Work through the records below, line by line, and say how many lines include "label", with nothing else.

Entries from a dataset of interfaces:
==*==

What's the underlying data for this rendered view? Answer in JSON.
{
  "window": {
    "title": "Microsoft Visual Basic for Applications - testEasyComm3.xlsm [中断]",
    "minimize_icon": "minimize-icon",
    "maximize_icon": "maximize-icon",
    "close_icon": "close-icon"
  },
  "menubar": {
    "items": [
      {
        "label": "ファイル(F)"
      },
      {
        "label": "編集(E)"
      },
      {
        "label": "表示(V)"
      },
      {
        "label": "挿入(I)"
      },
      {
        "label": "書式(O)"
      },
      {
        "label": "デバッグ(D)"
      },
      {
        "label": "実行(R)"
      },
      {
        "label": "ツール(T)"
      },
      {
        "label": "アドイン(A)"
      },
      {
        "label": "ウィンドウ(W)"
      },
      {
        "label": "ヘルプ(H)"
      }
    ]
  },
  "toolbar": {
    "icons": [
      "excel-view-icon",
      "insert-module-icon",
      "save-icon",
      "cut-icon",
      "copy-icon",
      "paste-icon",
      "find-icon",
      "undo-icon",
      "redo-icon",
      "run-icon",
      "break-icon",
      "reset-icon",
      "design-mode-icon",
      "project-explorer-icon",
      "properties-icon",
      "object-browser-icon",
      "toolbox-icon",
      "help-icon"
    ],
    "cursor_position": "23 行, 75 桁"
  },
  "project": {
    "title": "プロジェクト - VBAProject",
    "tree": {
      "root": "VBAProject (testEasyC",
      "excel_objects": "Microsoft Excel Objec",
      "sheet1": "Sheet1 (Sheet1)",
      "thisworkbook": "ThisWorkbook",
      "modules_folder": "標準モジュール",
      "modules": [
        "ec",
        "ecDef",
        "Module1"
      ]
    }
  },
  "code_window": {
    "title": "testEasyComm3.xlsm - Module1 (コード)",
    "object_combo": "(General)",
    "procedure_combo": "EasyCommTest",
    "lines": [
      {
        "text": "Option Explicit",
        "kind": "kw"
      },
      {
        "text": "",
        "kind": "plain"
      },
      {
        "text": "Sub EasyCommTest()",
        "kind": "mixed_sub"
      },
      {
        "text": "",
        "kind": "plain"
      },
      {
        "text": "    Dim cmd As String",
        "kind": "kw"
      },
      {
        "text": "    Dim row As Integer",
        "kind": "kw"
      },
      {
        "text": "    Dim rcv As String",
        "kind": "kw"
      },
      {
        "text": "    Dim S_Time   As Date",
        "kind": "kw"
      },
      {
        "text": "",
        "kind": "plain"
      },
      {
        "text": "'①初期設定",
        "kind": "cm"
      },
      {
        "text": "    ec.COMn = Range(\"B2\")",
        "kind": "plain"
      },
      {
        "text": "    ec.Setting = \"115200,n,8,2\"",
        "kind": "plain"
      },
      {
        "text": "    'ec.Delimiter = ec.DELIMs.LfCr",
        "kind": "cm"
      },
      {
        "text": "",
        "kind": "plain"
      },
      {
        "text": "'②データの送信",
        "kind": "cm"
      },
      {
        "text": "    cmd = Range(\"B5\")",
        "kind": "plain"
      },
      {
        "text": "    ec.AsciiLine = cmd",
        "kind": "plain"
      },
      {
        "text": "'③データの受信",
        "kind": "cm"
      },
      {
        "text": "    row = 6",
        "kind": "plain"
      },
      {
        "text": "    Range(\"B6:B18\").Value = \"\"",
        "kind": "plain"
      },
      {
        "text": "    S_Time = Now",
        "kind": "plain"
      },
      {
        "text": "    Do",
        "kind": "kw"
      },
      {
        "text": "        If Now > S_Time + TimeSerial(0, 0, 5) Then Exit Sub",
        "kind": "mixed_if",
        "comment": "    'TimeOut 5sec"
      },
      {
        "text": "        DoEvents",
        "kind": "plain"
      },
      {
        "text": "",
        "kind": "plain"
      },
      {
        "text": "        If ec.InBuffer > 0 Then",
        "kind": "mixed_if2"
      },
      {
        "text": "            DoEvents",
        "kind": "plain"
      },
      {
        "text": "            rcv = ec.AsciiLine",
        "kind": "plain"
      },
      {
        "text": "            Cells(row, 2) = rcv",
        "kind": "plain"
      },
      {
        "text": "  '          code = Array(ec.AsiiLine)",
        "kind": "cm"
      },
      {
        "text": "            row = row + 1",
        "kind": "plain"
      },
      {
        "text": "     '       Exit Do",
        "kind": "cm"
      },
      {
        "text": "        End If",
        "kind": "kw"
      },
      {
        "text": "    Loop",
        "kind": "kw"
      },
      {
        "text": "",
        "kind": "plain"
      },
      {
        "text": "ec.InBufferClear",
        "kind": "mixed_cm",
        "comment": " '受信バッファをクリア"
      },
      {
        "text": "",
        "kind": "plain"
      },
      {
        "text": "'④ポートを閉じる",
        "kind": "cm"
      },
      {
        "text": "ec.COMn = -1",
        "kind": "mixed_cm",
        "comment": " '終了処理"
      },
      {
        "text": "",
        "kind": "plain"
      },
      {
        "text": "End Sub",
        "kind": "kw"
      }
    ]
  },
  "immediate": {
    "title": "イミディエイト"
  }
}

==*==

WRITTEN SOLUTION:
11